**WHAT YOU HAVE TO DO**:
Where a line of the listing below includes the word "shock", reproduce that line.

[BEGIN RECORDS]

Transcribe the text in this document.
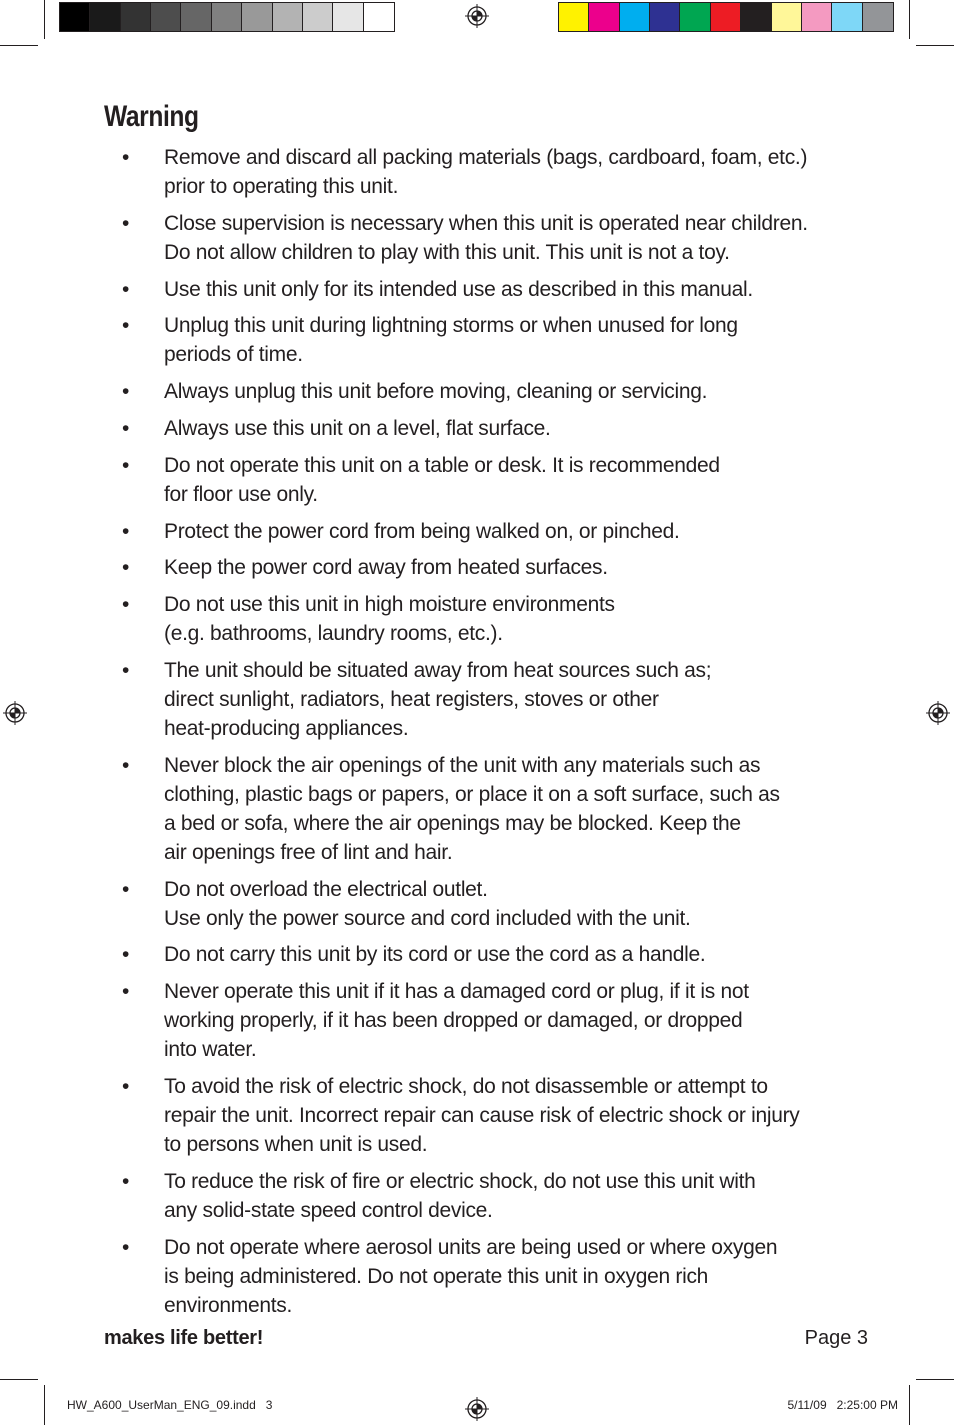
Warning
• Remove and discard all packing materials (bags, cardboard, foam, etc.)
prior to operating this unit.
• Close supervision is necessary when this unit is operated near children.
Do not allow children to play with this unit. This unit is not a toy.
• Use this unit only for its intended use as described in this manual.
• Unplug this unit during lightning storms or when unused for long
periods of time.
• Always unplug this unit before moving, cleaning or servicing.
• Always use this unit on a level, flat surface.
• Do not operate this unit on a table or desk. It is recommended
for floor use only.
• Protect the power cord from being walked on, or pinched.
• Keep the power cord away from heated surfaces.
• Do not use this unit in high moisture environments
(e.g. bathrooms, laundry rooms, etc.).
• The unit should be situated away from heat sources such as;
direct sunlight, radiators, heat registers, stoves or other
heat-producing appliances.
• Never block the air openings of the unit with any materials such as
clothing, plastic bags or papers, or place it on a soft surface, such as
a bed or sofa, where the air openings may be blocked. Keep the
air openings free of lint and hair.
• Do not overload the electrical outlet.
Use only the power source and cord included with the unit.
• Do not carry this unit by its cord or use the cord as a handle.
• Never operate this unit if it has a damaged cord or plug, if it is not
working properly, if it has been dropped or damaged, or dropped
into water.
• To avoid the risk of electric shock, do not disassemble or attempt to
repair the unit. Incorrect repair can cause risk of electric shock or injury
to persons when unit is used.
• To reduce the risk of fire or electric shock, do not use this unit with
any solid-state speed control device.
• Do not operate where aerosol units are being used or where oxygen
is being administered. Do not operate this unit in oxygen rich
environments.
makes life better!	Page 3
HW_A600_UserMan_ENG_09.indd   3	5/11/09   2:25:00 PM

[END RECORDS]

**WRITTEN SOLUTION**:
• To avoid the risk of electric shock, do not disassemble or attempt to
repair the unit. Incorrect repair can cause risk of electric shock or injury
• To reduce the risk of fire or electric shock, do not use this unit with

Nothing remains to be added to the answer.